STATED PROBLEM =
Reproduce the records below in full and word for word, excluding pictures.

## begin EXERCISE INPUT

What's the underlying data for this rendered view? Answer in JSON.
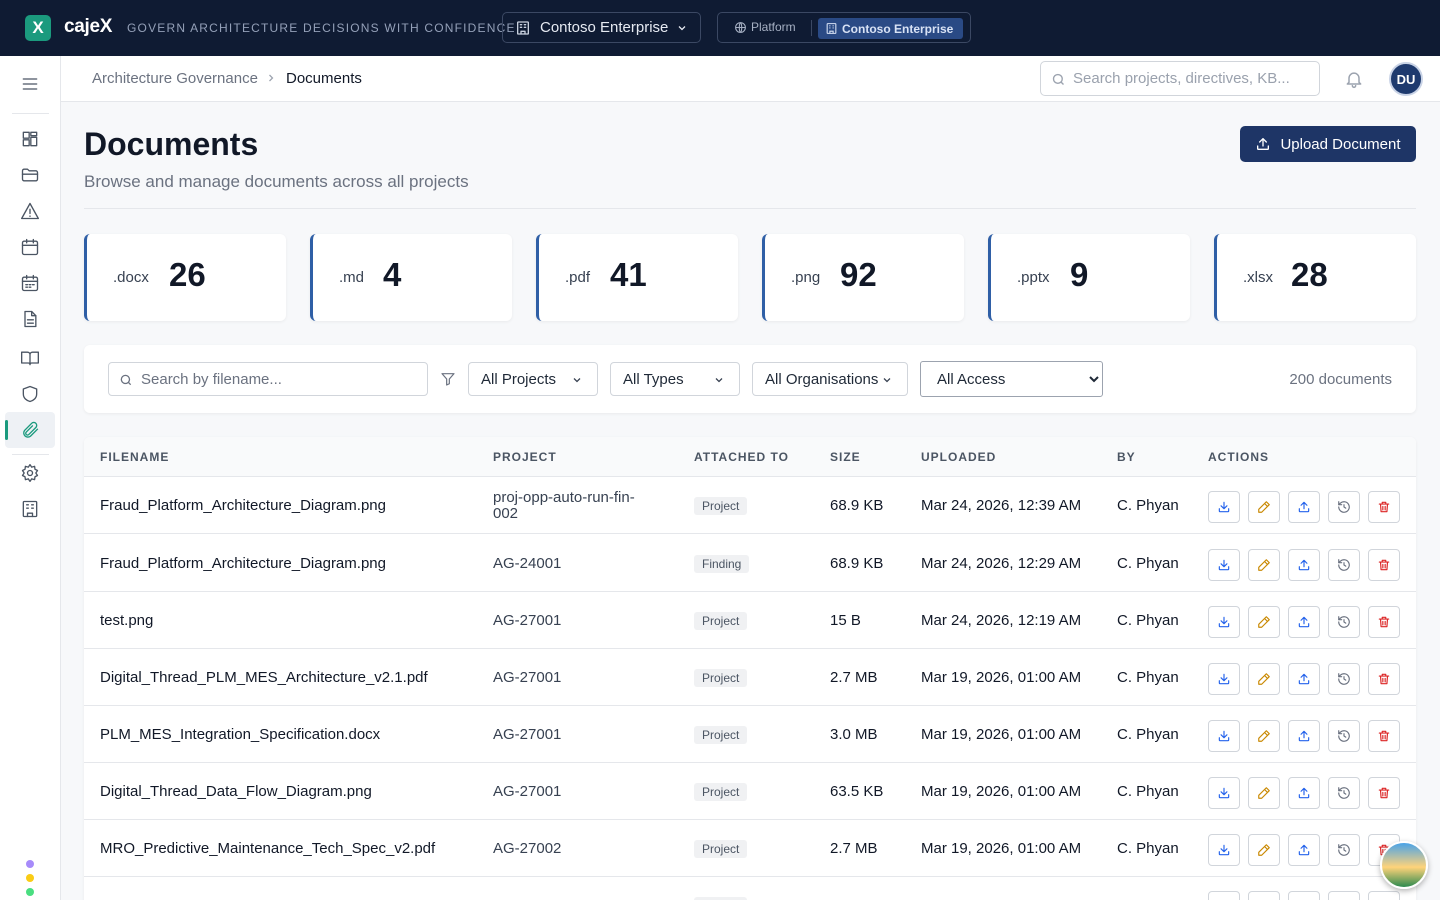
{
  "topbar": {
    "logo_letter": "X",
    "brand": "cajeX",
    "tagline": "GOVERN ARCHITECTURE DECISIONS WITH CONFIDENCE",
    "org_select": "Contoso Enterprise",
    "switcher_platform": "Platform",
    "switcher_active": "Contoso Enterprise"
  },
  "sidebar": {
    "items": [
      {
        "name": "menu-icon"
      },
      {
        "name": "dashboard-icon"
      },
      {
        "name": "folder-icon"
      },
      {
        "name": "alert-triangle-icon"
      },
      {
        "name": "calendar-icon"
      },
      {
        "name": "calendar-grid-icon"
      },
      {
        "name": "document-icon"
      },
      {
        "name": "book-icon"
      },
      {
        "name": "shield-icon"
      },
      {
        "name": "paperclip-icon"
      },
      {
        "name": "settings-icon"
      },
      {
        "name": "building-icon"
      }
    ],
    "active": "paperclip-icon",
    "dot_colors": [
      "#a78bfa",
      "#facc15",
      "#4ade80"
    ]
  },
  "header": {
    "breadcrumb_parent": "Architecture Governance",
    "breadcrumb_current": "Documents",
    "search_placeholder": "Search projects, directives, KB...",
    "avatar_initials": "DU"
  },
  "page": {
    "title": "Documents",
    "subtitle": "Browse and manage documents across all projects",
    "upload_label": "Upload Document"
  },
  "stats": [
    {
      "ext": ".docx",
      "count": "26"
    },
    {
      "ext": ".md",
      "count": "4"
    },
    {
      "ext": ".pdf",
      "count": "41"
    },
    {
      "ext": ".png",
      "count": "92"
    },
    {
      "ext": ".pptx",
      "count": "9"
    },
    {
      "ext": ".xlsx",
      "count": "28"
    }
  ],
  "filters": {
    "search_placeholder": "Search by filename...",
    "projects": "All Projects",
    "types": "All Types",
    "organisations": "All Organisations",
    "access": "All Access",
    "doc_count": "200 documents"
  },
  "table": {
    "headers": [
      "FILENAME",
      "PROJECT",
      "ATTACHED TO",
      "SIZE",
      "UPLOADED",
      "BY",
      "ACTIONS"
    ],
    "rows": [
      {
        "filename": "Fraud_Platform_Architecture_Diagram.png",
        "project": "proj-opp-auto-run-fin-\n002",
        "attached": "Project",
        "size": "68.9 KB",
        "uploaded": "Mar 24, 2026, 12:39 AM",
        "by": "C. Phyan"
      },
      {
        "filename": "Fraud_Platform_Architecture_Diagram.png",
        "project": "AG-24001",
        "attached": "Finding",
        "size": "68.9 KB",
        "uploaded": "Mar 24, 2026, 12:29 AM",
        "by": "C. Phyan"
      },
      {
        "filename": "test.png",
        "project": "AG-27001",
        "attached": "Project",
        "size": "15 B",
        "uploaded": "Mar 24, 2026, 12:19 AM",
        "by": "C. Phyan"
      },
      {
        "filename": "Digital_Thread_PLM_MES_Architecture_v2.1.pdf",
        "project": "AG-27001",
        "attached": "Project",
        "size": "2.7 MB",
        "uploaded": "Mar 19, 2026, 01:00 AM",
        "by": "C. Phyan"
      },
      {
        "filename": "PLM_MES_Integration_Specification.docx",
        "project": "AG-27001",
        "attached": "Project",
        "size": "3.0 MB",
        "uploaded": "Mar 19, 2026, 01:00 AM",
        "by": "C. Phyan"
      },
      {
        "filename": "Digital_Thread_Data_Flow_Diagram.png",
        "project": "AG-27001",
        "attached": "Project",
        "size": "63.5 KB",
        "uploaded": "Mar 19, 2026, 01:00 AM",
        "by": "C. Phyan"
      },
      {
        "filename": "MRO_Predictive_Maintenance_Tech_Spec_v2.pdf",
        "project": "AG-27002",
        "attached": "Project",
        "size": "2.7 MB",
        "uploaded": "Mar 19, 2026, 01:00 AM",
        "by": "C. Phyan"
      },
      {
        "filename": "",
        "project": "",
        "attached": "Project",
        "size": "",
        "uploaded": "",
        "by": ""
      }
    ],
    "actions": [
      {
        "name": "download-icon",
        "color": "#2563eb"
      },
      {
        "name": "edit-icon",
        "color": "#ca8a04"
      },
      {
        "name": "upload-icon",
        "color": "#2563eb"
      },
      {
        "name": "history-icon",
        "color": "#6b7280"
      },
      {
        "name": "trash-icon",
        "color": "#dc2626"
      }
    ]
  },
  "colors": {
    "topbar_bg": "#0f1b33",
    "accent": "#1b9a7e",
    "primary_button": "#1e3566",
    "stat_border": "#2f5fa6"
  }
}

## end EXERCISE INPUT

RESULT FOR THIS TASK =
What's the underlying data for this rendered view? Answer in JSON.
{
  "topbar": {
    "logo_letter": "X",
    "brand": "cajeX",
    "tagline": "GOVERN ARCHITECTURE DECISIONS WITH CONFIDENCE",
    "org_select": "Contoso Enterprise",
    "switcher_platform": "Platform",
    "switcher_active": "Contoso Enterprise"
  },
  "sidebar": {
    "items": [
      {
        "name": "menu-icon"
      },
      {
        "name": "dashboard-icon"
      },
      {
        "name": "folder-icon"
      },
      {
        "name": "alert-triangle-icon"
      },
      {
        "name": "calendar-icon"
      },
      {
        "name": "calendar-grid-icon"
      },
      {
        "name": "document-icon"
      },
      {
        "name": "book-icon"
      },
      {
        "name": "shield-icon"
      },
      {
        "name": "paperclip-icon"
      },
      {
        "name": "settings-icon"
      },
      {
        "name": "building-icon"
      }
    ],
    "active": "paperclip-icon",
    "dot_colors": [
      "#a78bfa",
      "#facc15",
      "#4ade80"
    ]
  },
  "header": {
    "breadcrumb_parent": "Architecture Governance",
    "breadcrumb_current": "Documents",
    "search_placeholder": "Search projects, directives, KB...",
    "avatar_initials": "DU"
  },
  "page": {
    "title": "Documents",
    "subtitle": "Browse and manage documents across all projects",
    "upload_label": "Upload Document"
  },
  "stats": [
    {
      "ext": ".docx",
      "count": "26"
    },
    {
      "ext": ".md",
      "count": "4"
    },
    {
      "ext": ".pdf",
      "count": "41"
    },
    {
      "ext": ".png",
      "count": "92"
    },
    {
      "ext": ".pptx",
      "count": "9"
    },
    {
      "ext": ".xlsx",
      "count": "28"
    }
  ],
  "filters": {
    "search_placeholder": "Search by filename...",
    "projects": "All Projects",
    "types": "All Types",
    "organisations": "All Organisations",
    "access": "All Access",
    "doc_count": "200 documents"
  },
  "table": {
    "headers": [
      "FILENAME",
      "PROJECT",
      "ATTACHED TO",
      "SIZE",
      "UPLOADED",
      "BY",
      "ACTIONS"
    ],
    "rows": [
      {
        "filename": "Fraud_Platform_Architecture_Diagram.png",
        "project": "proj-opp-auto-run-fin-\n002",
        "attached": "Project",
        "size": "68.9 KB",
        "uploaded": "Mar 24, 2026, 12:39 AM",
        "by": "C. Phyan"
      },
      {
        "filename": "Fraud_Platform_Architecture_Diagram.png",
        "project": "AG-24001",
        "attached": "Finding",
        "size": "68.9 KB",
        "uploaded": "Mar 24, 2026, 12:29 AM",
        "by": "C. Phyan"
      },
      {
        "filename": "test.png",
        "project": "AG-27001",
        "attached": "Project",
        "size": "15 B",
        "uploaded": "Mar 24, 2026, 12:19 AM",
        "by": "C. Phyan"
      },
      {
        "filename": "Digital_Thread_PLM_MES_Architecture_v2.1.pdf",
        "project": "AG-27001",
        "attached": "Project",
        "size": "2.7 MB",
        "uploaded": "Mar 19, 2026, 01:00 AM",
        "by": "C. Phyan"
      },
      {
        "filename": "PLM_MES_Integration_Specification.docx",
        "project": "AG-27001",
        "attached": "Project",
        "size": "3.0 MB",
        "uploaded": "Mar 19, 2026, 01:00 AM",
        "by": "C. Phyan"
      },
      {
        "filename": "Digital_Thread_Data_Flow_Diagram.png",
        "project": "AG-27001",
        "attached": "Project",
        "size": "63.5 KB",
        "uploaded": "Mar 19, 2026, 01:00 AM",
        "by": "C. Phyan"
      },
      {
        "filename": "MRO_Predictive_Maintenance_Tech_Spec_v2.pdf",
        "project": "AG-27002",
        "attached": "Project",
        "size": "2.7 MB",
        "uploaded": "Mar 19, 2026, 01:00 AM",
        "by": "C. Phyan"
      },
      {
        "filename": "",
        "project": "",
        "attached": "Project",
        "size": "",
        "uploaded": "",
        "by": ""
      }
    ],
    "actions": [
      {
        "name": "download-icon",
        "color": "#2563eb"
      },
      {
        "name": "edit-icon",
        "color": "#ca8a04"
      },
      {
        "name": "upload-icon",
        "color": "#2563eb"
      },
      {
        "name": "history-icon",
        "color": "#6b7280"
      },
      {
        "name": "trash-icon",
        "color": "#dc2626"
      }
    ]
  },
  "colors": {
    "topbar_bg": "#0f1b33",
    "accent": "#1b9a7e",
    "primary_button": "#1e3566",
    "stat_border": "#2f5fa6"
  }
}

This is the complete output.